- [TASK DESCRIPTION]
Reproduce exactly the lines below, starting with the line that contains "Read all visible content and emit it as JSON." and ending with the last line of the records, both included, and nothing else.

──────────

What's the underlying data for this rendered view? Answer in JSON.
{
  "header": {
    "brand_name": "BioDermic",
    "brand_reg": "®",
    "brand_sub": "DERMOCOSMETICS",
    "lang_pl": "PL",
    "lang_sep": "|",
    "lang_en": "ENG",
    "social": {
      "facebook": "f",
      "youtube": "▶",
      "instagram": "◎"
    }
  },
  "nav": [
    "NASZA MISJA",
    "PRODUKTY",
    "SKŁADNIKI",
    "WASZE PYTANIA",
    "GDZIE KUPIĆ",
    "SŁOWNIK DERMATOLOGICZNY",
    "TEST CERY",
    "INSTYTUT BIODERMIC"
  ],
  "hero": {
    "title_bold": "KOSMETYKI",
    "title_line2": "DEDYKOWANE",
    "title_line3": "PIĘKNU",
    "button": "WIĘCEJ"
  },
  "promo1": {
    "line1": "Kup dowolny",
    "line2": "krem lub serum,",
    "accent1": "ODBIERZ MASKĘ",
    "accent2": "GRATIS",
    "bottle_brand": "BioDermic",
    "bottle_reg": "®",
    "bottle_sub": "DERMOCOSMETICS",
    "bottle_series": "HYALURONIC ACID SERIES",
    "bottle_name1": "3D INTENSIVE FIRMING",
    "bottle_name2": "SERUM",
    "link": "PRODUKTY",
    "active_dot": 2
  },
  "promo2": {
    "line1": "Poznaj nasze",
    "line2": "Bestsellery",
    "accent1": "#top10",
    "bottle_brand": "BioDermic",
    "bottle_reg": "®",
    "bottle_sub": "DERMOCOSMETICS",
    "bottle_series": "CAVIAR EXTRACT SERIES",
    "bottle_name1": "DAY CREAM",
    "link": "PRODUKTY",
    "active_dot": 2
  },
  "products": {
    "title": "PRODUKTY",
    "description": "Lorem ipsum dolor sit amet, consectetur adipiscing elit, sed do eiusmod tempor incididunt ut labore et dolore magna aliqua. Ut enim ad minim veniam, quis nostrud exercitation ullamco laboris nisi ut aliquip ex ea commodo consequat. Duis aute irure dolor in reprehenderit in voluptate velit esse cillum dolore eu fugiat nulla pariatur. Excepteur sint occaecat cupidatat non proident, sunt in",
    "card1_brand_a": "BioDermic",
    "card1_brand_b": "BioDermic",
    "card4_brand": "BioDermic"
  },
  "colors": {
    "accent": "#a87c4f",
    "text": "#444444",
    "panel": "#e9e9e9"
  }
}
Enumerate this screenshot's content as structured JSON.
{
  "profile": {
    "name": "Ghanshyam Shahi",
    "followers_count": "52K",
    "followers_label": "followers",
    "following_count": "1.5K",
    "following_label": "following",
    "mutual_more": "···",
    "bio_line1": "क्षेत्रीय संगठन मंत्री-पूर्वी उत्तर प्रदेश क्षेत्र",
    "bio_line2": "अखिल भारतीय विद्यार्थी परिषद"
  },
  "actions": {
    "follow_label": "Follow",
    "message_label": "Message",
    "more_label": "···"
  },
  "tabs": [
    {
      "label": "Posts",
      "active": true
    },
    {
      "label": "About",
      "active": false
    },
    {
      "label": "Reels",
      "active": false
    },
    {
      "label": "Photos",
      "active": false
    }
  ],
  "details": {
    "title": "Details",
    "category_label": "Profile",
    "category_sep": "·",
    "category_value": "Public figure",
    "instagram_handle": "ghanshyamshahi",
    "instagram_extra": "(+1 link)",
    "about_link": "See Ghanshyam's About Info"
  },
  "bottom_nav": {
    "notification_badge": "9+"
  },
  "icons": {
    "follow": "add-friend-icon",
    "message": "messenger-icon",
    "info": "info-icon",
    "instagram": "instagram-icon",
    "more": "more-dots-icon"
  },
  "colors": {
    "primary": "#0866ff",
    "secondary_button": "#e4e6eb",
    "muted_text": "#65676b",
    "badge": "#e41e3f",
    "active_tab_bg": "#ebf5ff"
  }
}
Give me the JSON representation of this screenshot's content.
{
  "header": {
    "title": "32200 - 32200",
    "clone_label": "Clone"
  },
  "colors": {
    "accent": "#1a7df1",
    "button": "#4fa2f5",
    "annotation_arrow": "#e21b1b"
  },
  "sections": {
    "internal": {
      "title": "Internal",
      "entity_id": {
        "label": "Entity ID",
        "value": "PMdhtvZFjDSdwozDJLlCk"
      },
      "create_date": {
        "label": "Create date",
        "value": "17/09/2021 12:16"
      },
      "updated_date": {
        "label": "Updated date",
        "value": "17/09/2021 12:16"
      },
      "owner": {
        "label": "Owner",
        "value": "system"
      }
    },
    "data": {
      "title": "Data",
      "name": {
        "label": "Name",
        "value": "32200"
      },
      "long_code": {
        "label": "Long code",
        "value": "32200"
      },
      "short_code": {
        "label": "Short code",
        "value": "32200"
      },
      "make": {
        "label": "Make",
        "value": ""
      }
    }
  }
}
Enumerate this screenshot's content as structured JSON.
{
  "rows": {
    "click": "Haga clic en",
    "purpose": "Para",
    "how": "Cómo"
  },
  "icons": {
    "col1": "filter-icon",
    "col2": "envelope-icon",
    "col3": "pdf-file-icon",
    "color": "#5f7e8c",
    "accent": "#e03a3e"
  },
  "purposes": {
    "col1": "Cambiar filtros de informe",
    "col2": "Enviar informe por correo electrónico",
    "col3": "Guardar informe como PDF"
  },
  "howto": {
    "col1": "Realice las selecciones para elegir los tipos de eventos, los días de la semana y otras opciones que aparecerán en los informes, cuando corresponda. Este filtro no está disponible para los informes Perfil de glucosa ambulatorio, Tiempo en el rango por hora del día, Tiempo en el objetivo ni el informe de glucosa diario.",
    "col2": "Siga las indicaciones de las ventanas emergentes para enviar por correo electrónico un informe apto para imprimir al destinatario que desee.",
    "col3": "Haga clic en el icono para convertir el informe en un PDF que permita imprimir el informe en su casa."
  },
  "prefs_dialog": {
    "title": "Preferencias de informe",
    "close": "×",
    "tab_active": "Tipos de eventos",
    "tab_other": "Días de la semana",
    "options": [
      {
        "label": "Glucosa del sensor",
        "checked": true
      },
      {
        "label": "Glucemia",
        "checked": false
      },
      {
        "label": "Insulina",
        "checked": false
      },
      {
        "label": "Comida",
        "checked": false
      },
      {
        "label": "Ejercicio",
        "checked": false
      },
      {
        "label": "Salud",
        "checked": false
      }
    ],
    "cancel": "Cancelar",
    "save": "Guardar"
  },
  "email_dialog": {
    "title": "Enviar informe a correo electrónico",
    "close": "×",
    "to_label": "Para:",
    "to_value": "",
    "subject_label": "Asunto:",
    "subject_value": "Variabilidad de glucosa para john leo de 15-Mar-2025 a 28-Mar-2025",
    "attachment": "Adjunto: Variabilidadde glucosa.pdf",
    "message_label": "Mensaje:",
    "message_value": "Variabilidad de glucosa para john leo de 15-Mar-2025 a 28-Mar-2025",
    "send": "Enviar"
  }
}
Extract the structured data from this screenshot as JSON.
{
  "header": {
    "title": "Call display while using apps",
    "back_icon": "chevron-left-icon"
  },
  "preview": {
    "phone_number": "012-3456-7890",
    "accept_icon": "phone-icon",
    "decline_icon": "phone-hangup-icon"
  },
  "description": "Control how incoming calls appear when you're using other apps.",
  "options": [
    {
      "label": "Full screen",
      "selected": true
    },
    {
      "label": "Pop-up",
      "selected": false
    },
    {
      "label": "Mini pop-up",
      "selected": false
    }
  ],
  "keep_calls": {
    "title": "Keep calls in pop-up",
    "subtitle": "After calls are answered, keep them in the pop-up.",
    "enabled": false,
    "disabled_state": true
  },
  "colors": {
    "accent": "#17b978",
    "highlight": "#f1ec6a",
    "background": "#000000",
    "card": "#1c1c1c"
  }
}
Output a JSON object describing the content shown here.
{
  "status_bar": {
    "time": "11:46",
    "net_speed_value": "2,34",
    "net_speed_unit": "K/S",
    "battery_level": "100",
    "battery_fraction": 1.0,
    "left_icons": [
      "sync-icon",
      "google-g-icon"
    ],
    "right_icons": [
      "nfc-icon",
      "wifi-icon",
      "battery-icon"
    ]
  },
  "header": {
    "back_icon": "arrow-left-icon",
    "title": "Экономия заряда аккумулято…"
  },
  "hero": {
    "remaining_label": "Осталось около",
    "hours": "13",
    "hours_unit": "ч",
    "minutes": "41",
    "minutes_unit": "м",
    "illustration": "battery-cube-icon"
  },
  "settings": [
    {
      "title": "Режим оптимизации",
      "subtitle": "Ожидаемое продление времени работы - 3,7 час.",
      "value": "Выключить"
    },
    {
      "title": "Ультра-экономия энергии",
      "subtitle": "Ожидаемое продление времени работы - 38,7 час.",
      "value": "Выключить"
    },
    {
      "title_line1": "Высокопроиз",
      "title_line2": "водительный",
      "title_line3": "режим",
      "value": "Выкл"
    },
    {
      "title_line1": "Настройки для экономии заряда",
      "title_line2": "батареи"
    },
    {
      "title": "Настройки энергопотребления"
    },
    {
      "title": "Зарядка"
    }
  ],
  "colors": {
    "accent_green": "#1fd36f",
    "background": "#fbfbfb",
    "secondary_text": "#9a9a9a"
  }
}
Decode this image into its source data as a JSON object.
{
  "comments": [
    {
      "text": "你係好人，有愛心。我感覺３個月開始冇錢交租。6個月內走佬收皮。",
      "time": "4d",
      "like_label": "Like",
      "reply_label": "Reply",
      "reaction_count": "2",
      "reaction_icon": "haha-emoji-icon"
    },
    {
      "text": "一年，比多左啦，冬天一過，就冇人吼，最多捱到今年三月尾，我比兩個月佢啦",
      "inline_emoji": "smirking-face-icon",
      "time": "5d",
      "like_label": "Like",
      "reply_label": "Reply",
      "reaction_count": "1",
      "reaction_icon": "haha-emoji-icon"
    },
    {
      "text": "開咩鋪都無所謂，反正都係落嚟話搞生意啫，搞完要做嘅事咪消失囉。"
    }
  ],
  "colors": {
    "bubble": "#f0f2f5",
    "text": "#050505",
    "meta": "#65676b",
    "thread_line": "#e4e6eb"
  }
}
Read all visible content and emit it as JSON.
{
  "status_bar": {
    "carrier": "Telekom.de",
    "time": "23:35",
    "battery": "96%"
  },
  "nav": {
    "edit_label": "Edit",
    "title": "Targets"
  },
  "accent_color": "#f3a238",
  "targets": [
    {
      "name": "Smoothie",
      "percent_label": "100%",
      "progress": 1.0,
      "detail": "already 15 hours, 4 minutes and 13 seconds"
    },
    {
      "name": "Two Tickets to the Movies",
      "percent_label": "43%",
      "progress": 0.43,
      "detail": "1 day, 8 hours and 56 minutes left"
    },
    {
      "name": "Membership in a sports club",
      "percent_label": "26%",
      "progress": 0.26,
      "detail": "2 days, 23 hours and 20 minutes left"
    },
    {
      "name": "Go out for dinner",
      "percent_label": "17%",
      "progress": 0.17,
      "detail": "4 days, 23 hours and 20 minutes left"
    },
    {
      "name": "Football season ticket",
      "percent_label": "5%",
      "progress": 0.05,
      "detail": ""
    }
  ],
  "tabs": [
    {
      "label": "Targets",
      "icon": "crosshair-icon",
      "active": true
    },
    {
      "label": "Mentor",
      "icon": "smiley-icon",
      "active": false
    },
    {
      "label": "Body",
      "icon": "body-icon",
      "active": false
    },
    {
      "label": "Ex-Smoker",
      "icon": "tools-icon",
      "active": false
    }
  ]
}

──────────

- [EXERCISE ANSWER]
Read all visible content and emit it as JSON.
{
  "status_bar": {
    "carrier": "Telekom.de",
    "time": "23:35",
    "battery": "96%"
  },
  "nav": {
    "edit_label": "Edit",
    "title": "Targets"
  },
  "accent_color": "#f3a238",
  "targets": [
    {
      "name": "Smoothie",
      "percent_label": "100%",
      "progress": 1.0,
      "detail": "already 15 hours, 4 minutes and 13 seconds"
    },
    {
      "name": "Two Tickets to the Movies",
      "percent_label": "43%",
      "progress": 0.43,
      "detail": "1 day, 8 hours and 56 minutes left"
    },
    {
      "name": "Membership in a sports club",
      "percent_label": "26%",
      "progress": 0.26,
      "detail": "2 days, 23 hours and 20 minutes left"
    },
    {
      "name": "Go out for dinner",
      "percent_label": "17%",
      "progress": 0.17,
      "detail": "4 days, 23 hours and 20 minutes left"
    },
    {
      "name": "Football season ticket",
      "percent_label": "5%",
      "progress": 0.05,
      "detail": ""
    }
  ],
  "tabs": [
    {
      "label": "Targets",
      "icon": "crosshair-icon",
      "active": true
    },
    {
      "label": "Mentor",
      "icon": "smiley-icon",
      "active": false
    },
    {
      "label": "Body",
      "icon": "body-icon",
      "active": false
    },
    {
      "label": "Ex-Smoker",
      "icon": "tools-icon",
      "active": false
    }
  ]
}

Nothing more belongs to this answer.